● WHAT IS NEEDED
Sift the material for lines containing "Today", and return them.
-- start of EXTRACTED RECORDS --
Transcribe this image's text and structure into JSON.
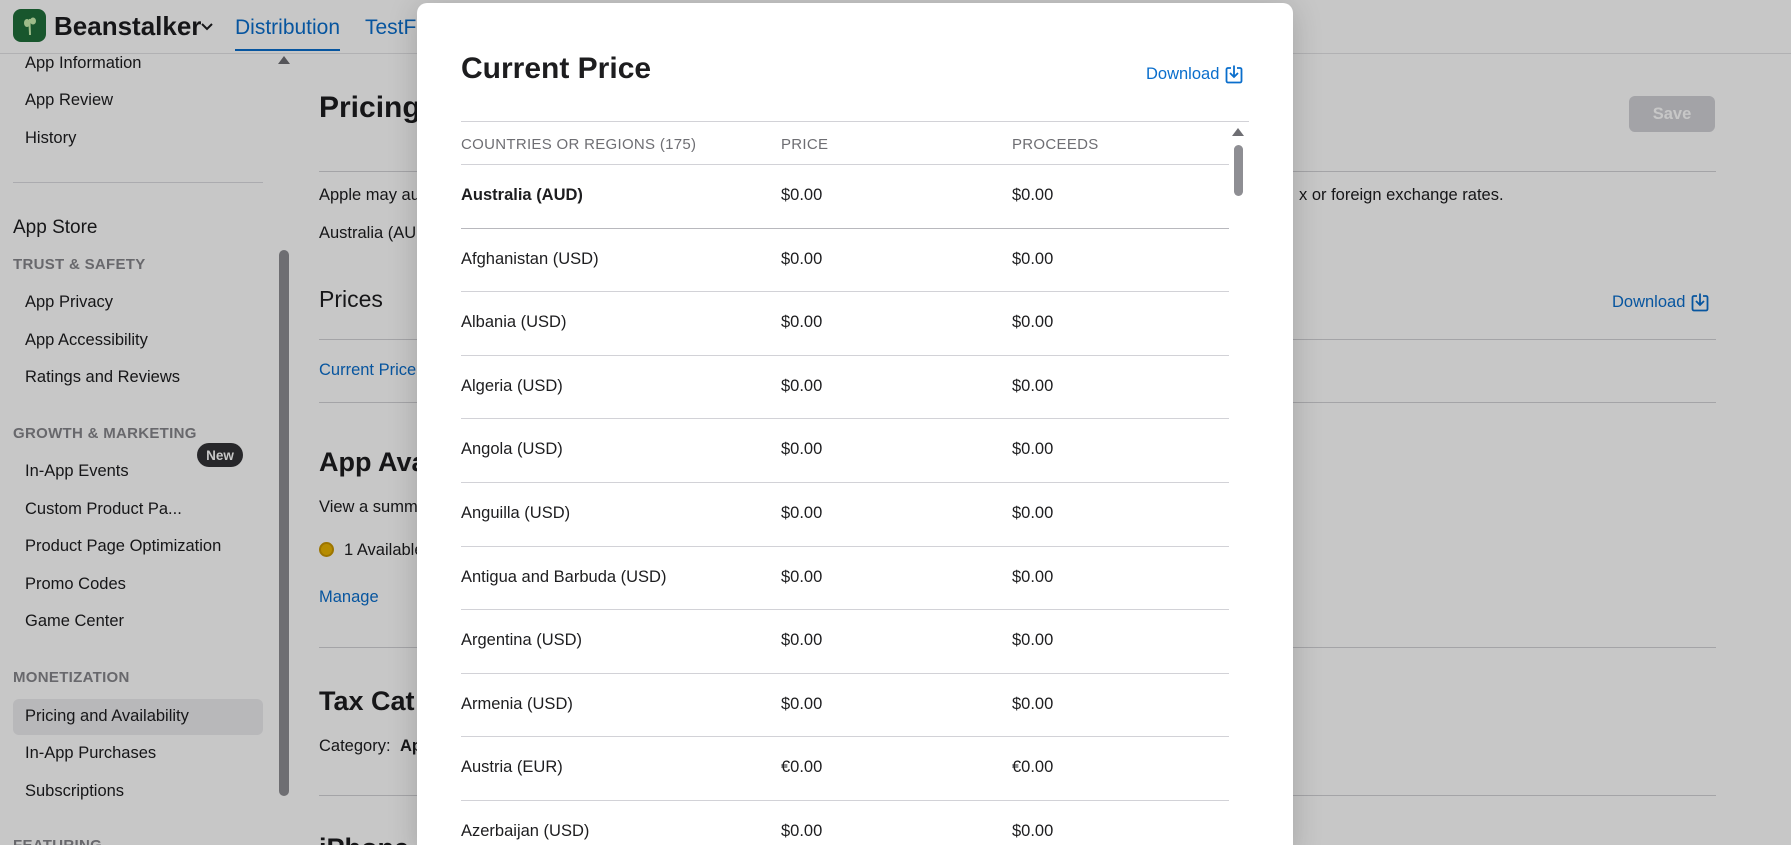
{
  "topbar": {
    "app_name": "Beanstalker",
    "tabs": [
      {
        "label": "Distribution",
        "active": true
      },
      {
        "label": "TestF",
        "active": false
      }
    ]
  },
  "sidebar": {
    "top_items": [
      "App Information",
      "App Review",
      "History"
    ],
    "section_title": "App Store",
    "groups": [
      {
        "heading": "TRUST & SAFETY",
        "items": [
          "App Privacy",
          "App Accessibility",
          "Ratings and Reviews"
        ]
      },
      {
        "heading": "GROWTH & MARKETING",
        "items": [
          "In-App Events",
          "Custom Product Pa...",
          "Product Page Optimization",
          "Promo Codes",
          "Game Center"
        ]
      },
      {
        "heading": "MONETIZATION",
        "items": [
          "Pricing and Availability",
          "In-App Purchases",
          "Subscriptions"
        ]
      },
      {
        "heading": "FEATURING",
        "items": []
      }
    ],
    "new_badge": "New",
    "selected_item": "Pricing and Availability"
  },
  "main": {
    "title": "Pricing",
    "save_label": "Save",
    "notice_start": "Apple may au",
    "notice_end": "x or foreign exchange rates.",
    "base_region": "Australia (AU",
    "prices_heading": "Prices",
    "download_label": "Download",
    "current_price_link": "Current Price",
    "availability_heading": "App Ava",
    "availability_text": "View a summ",
    "availability_count": "1 Available",
    "manage_link": "Manage",
    "tax_heading": "Tax Cat",
    "category_label": "Category:",
    "category_value": "Ap",
    "iphone_heading": "iPhone"
  },
  "modal": {
    "title": "Current Price",
    "download_label": "Download",
    "columns": [
      "COUNTRIES OR REGIONS (175)",
      "PRICE",
      "PROCEEDS"
    ],
    "rows": [
      {
        "country": "Australia (AUD)",
        "price": "$0.00",
        "proceeds": "$0.00"
      },
      {
        "country": "Afghanistan (USD)",
        "price": "$0.00",
        "proceeds": "$0.00"
      },
      {
        "country": "Albania (USD)",
        "price": "$0.00",
        "proceeds": "$0.00"
      },
      {
        "country": "Algeria (USD)",
        "price": "$0.00",
        "proceeds": "$0.00"
      },
      {
        "country": "Angola (USD)",
        "price": "$0.00",
        "proceeds": "$0.00"
      },
      {
        "country": "Anguilla (USD)",
        "price": "$0.00",
        "proceeds": "$0.00"
      },
      {
        "country": "Antigua and Barbuda (USD)",
        "price": "$0.00",
        "proceeds": "$0.00"
      },
      {
        "country": "Argentina (USD)",
        "price": "$0.00",
        "proceeds": "$0.00"
      },
      {
        "country": "Armenia (USD)",
        "price": "$0.00",
        "proceeds": "$0.00"
      },
      {
        "country": "Austria (EUR)",
        "price": "€0.00",
        "proceeds": "€0.00"
      },
      {
        "country": "Azerbaijan (USD)",
        "price": "$0.00",
        "proceeds": "$0.00"
      }
    ]
  },
  "colors": {
    "link": "#0a6ecc",
    "overlay": "rgba(0,0,0,0.22)",
    "app_icon": "#1f6f3a",
    "availability_dot": "#e9b400"
  },
  "icons": {
    "app": "beanstalk-app-icon",
    "chevron": "chevron-down-icon",
    "download": "download-icon"
  }
}
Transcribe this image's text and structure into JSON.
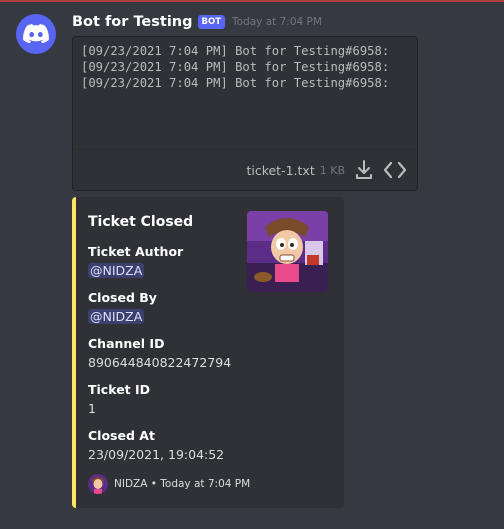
{
  "message": {
    "username": "Bot for Testing",
    "bot_tag": "BOT",
    "timestamp": "Today at 7:04 PM"
  },
  "attachment": {
    "lines": [
      "[09/23/2021 7:04 PM] Bot for Testing#6958:",
      "[09/23/2021 7:04 PM] Bot for Testing#6958:",
      "[09/23/2021 7:04 PM] Bot for Testing#6958:"
    ],
    "file_name": "ticket-1.txt",
    "file_size": "1 KB"
  },
  "embed": {
    "accent_color": "#fee75c",
    "title": "Ticket Closed",
    "fields": [
      {
        "name": "Ticket Author",
        "value": "@NIDZA",
        "mention": true
      },
      {
        "name": "Closed By",
        "value": "@NIDZA",
        "mention": true
      },
      {
        "name": "Channel ID",
        "value": "890644840822472794",
        "mention": false
      },
      {
        "name": "Ticket ID",
        "value": "1",
        "mention": false
      },
      {
        "name": "Closed At",
        "value": "23/09/2021, 19:04:52",
        "mention": false
      }
    ],
    "footer": "NIDZA • Today at 7:04 PM"
  },
  "icons": {
    "avatar": "discord-logo-icon",
    "download": "download-icon",
    "code": "code-icon"
  }
}
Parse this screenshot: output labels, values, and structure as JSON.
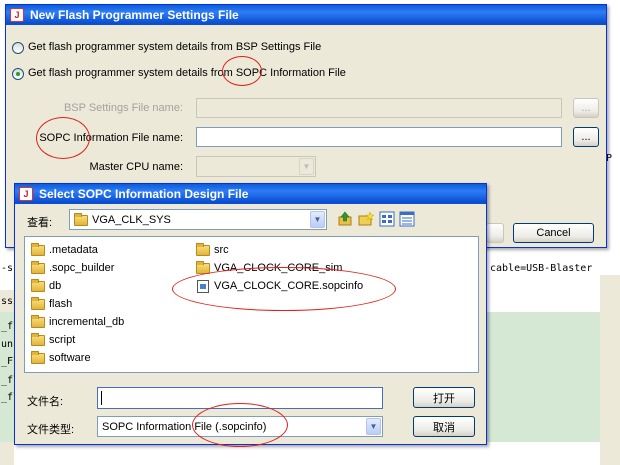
{
  "settings_dialog": {
    "title": "New Flash Programmer Settings File",
    "radio_bsp": "Get flash programmer system details from BSP Settings File",
    "radio_sopc": "Get flash programmer system details from SOPC Information File",
    "bsp_label": "BSP Settings File name:",
    "sopc_label": "SOPC Information File name:",
    "browse_label": "...",
    "master_cpu_label": "Master CPU name:",
    "cancel_label": "Cancel"
  },
  "open_dialog": {
    "title": "Select SOPC Information Design File",
    "look_in_label": "查看:",
    "look_in_value": "VGA_CLK_SYS",
    "files_col1": [
      ".metadata",
      ".sopc_builder",
      "db",
      "flash",
      "incremental_db",
      "script",
      "software"
    ],
    "files_col2": [
      "src",
      "VGA_CLOCK_CORE_sim",
      "VGA_CLOCK_CORE.sopcinfo"
    ],
    "filename_label": "文件名:",
    "filename_value": "",
    "filetype_label": "文件类型:",
    "filetype_value": "SOPC Information File (.sopcinfo)",
    "open_label": "打开",
    "cancel_label": "取消"
  },
  "background": {
    "cmd_left": "-s",
    "cmd_right": "cable=USB-Blaster",
    "left_fragments": [
      "ssi",
      "_fl",
      "un",
      "_Fl",
      "_fl",
      "_fl"
    ],
    "right_fragment": "P"
  },
  "colors": {
    "title_blue": "#0a5ddb",
    "annotation_red": "#e0201a",
    "dialog_face": "#ece9d8",
    "console_green": "#d4e8d4"
  }
}
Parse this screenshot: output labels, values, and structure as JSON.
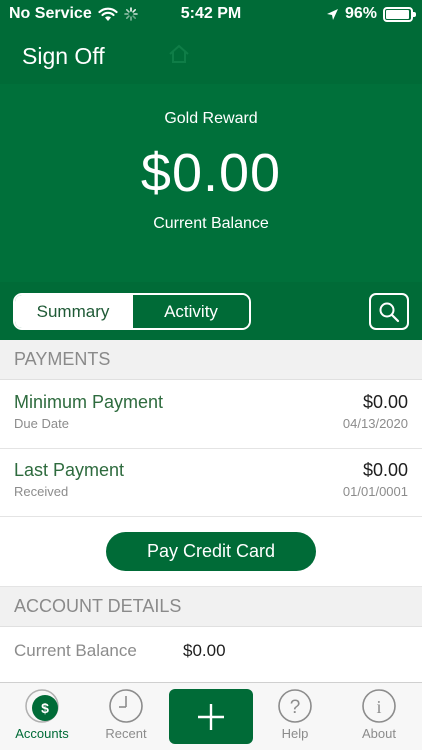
{
  "status_bar": {
    "carrier": "No Service",
    "time": "5:42 PM",
    "battery": "96%",
    "battery_level": 0.96
  },
  "nav": {
    "sign_off_label": "Sign Off"
  },
  "balance_panel": {
    "card_name": "Gold Reward",
    "amount": "$0.00",
    "label": "Current Balance"
  },
  "tabs": [
    {
      "label": "Summary",
      "active": true
    },
    {
      "label": "Activity",
      "active": false
    }
  ],
  "payments": {
    "header": "PAYMENTS",
    "items": [
      {
        "title": "Minimum Payment",
        "sub_label": "Due Date",
        "amount": "$0.00",
        "date": "04/13/2020"
      },
      {
        "title": "Last Payment",
        "sub_label": "Received",
        "amount": "$0.00",
        "date": "01/01/0001"
      }
    ],
    "pay_button_label": "Pay Credit Card"
  },
  "account_details": {
    "header": "ACCOUNT DETAILS",
    "current_balance_label": "Current Balance",
    "current_balance_value": "$0.00"
  },
  "tab_bar": {
    "items": [
      {
        "label": "Accounts",
        "icon": "dollar-icon",
        "selected": true
      },
      {
        "label": "Recent",
        "icon": "clock-icon",
        "selected": false
      },
      {
        "label": "",
        "icon": "plus-icon",
        "selected": false
      },
      {
        "label": "Help",
        "icon": "question-icon",
        "selected": false
      },
      {
        "label": "About",
        "icon": "info-icon",
        "selected": false
      }
    ]
  },
  "colors": {
    "brand_green": "#006b37",
    "text_green": "#2e6b3e",
    "muted": "#8c8c8c"
  }
}
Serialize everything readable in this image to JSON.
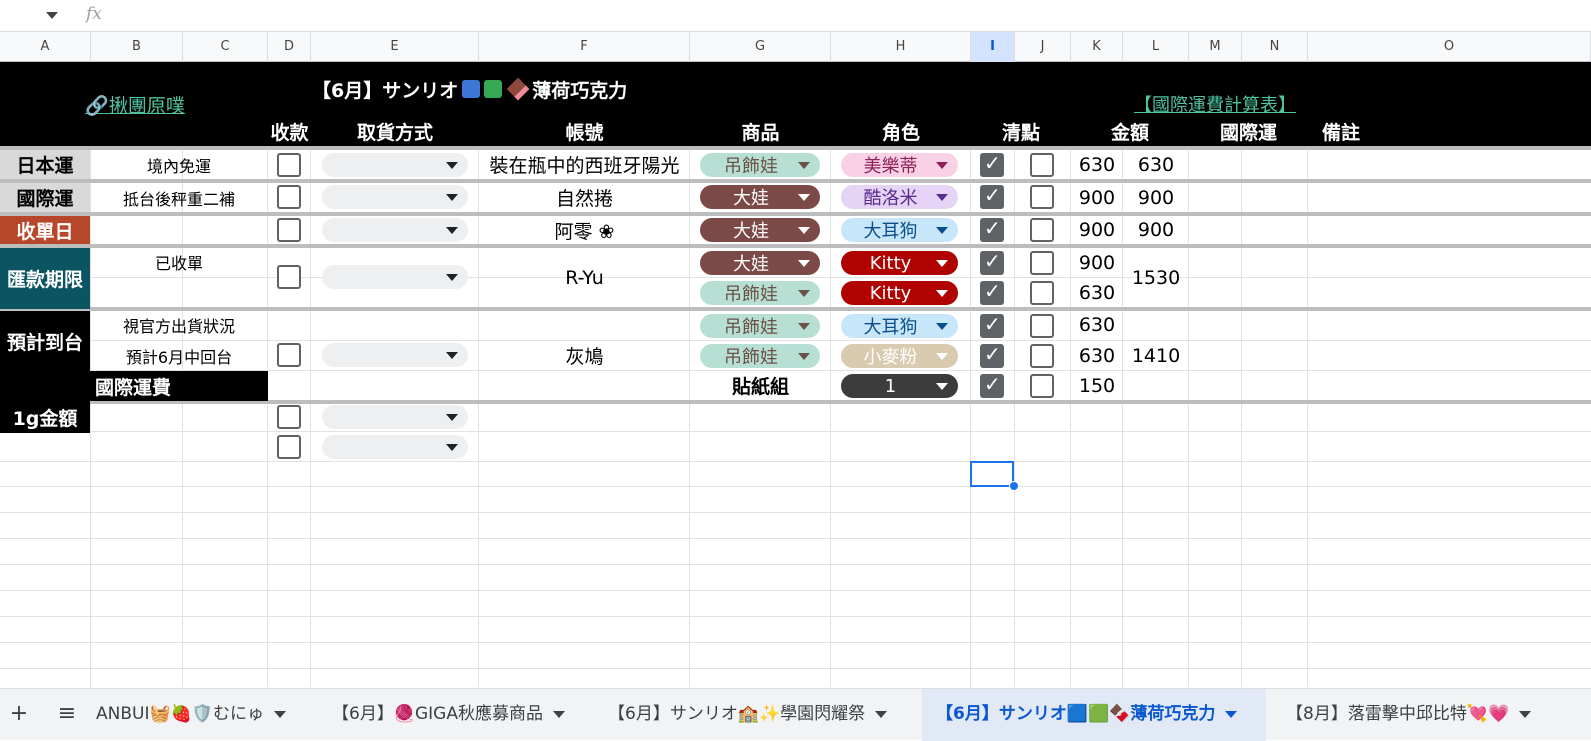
{
  "formula_bar": {
    "name_box": "",
    "fx_label": "fx"
  },
  "columns": [
    "A",
    "B",
    "C",
    "D",
    "E",
    "F",
    "G",
    "H",
    "I",
    "J",
    "K",
    "L",
    "M",
    "N",
    "O"
  ],
  "header": {
    "link_left": "🔗揪團原噗",
    "title_prefix": "【6月】サンリオ",
    "title_suffix": "薄荷巧克力",
    "link_right": "【國際運費計算表】",
    "cols": {
      "collect": "收款",
      "pickup": "取貨方式",
      "account": "帳號",
      "product": "商品",
      "character": "角色",
      "check": "清點",
      "amount": "金額",
      "intl": "國際運",
      "note": "備註"
    }
  },
  "info": [
    {
      "label": "日本運",
      "value": "境內免運"
    },
    {
      "label": "國際運",
      "value": "抵台後秤重二補"
    },
    {
      "label": "收單日",
      "value": "已收單"
    },
    {
      "label": "匯款期限",
      "value": ""
    },
    {
      "label": "預計到台",
      "value": "視官方出貨狀況",
      "value2": "預計6月中回台"
    },
    {
      "label": "國際運費",
      "value": ""
    },
    {
      "label": "1g金額",
      "value": ""
    }
  ],
  "orders": [
    {
      "account": "裝在瓶中的西班牙陽光",
      "total": "630",
      "items": [
        {
          "product": "吊飾娃",
          "character": "美樂蒂",
          "amount": "630",
          "checked": true
        }
      ]
    },
    {
      "account": "自然捲",
      "total": "900",
      "items": [
        {
          "product": "大娃",
          "character": "酷洛米",
          "amount": "900",
          "checked": true
        }
      ]
    },
    {
      "account": "阿零 ❀",
      "total": "900",
      "items": [
        {
          "product": "大娃",
          "character": "大耳狗",
          "amount": "900",
          "checked": true
        }
      ]
    },
    {
      "account": "R-Yu",
      "total": "1530",
      "items": [
        {
          "product": "大娃",
          "character": "Kitty",
          "amount": "900",
          "checked": true
        },
        {
          "product": "吊飾娃",
          "character": "Kitty",
          "amount": "630",
          "checked": true
        }
      ]
    },
    {
      "account": "灰鳩",
      "total": "1410",
      "items": [
        {
          "product": "吊飾娃",
          "character": "大耳狗",
          "amount": "630",
          "checked": true
        },
        {
          "product": "吊飾娃",
          "character": "小麥粉",
          "amount": "630",
          "checked": true
        },
        {
          "product": "貼紙組",
          "character": "1",
          "amount": "150",
          "checked": true
        }
      ]
    }
  ],
  "tabs": {
    "add": "+",
    "menu": "≡",
    "items": [
      "ANBUI🧺🍓🛡️むにゅ",
      "【6月】🧶GIGA秋應募商品",
      "【6月】サンリオ🏫✨學園閃耀祭",
      "【6月】サンリオ🟦🟩🍫薄荷巧克力",
      "【8月】落雷擊中邱比特💘💗"
    ],
    "active_index": 3
  },
  "colors": {
    "accent": "#0b57d0",
    "link": "#4fc3a1",
    "header_bg": "#000000",
    "red_label": "#b7472a",
    "teal_label": "#0b5563"
  }
}
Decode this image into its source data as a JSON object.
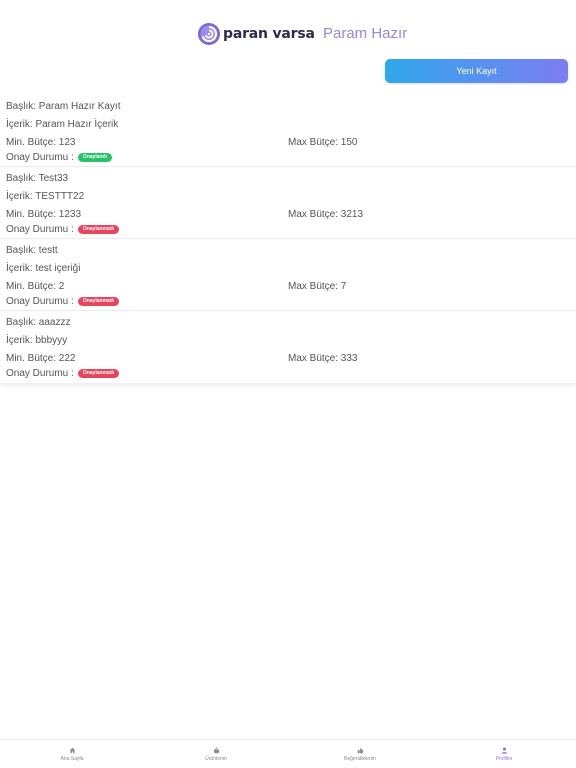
-- end of EXTRACTED RECORDS --
● SOLUTION TO THIS EXERCISE
    "timestamp": "Today at 7:04 PM"
    "footer": "NIDZA • Today at 7:04 PM"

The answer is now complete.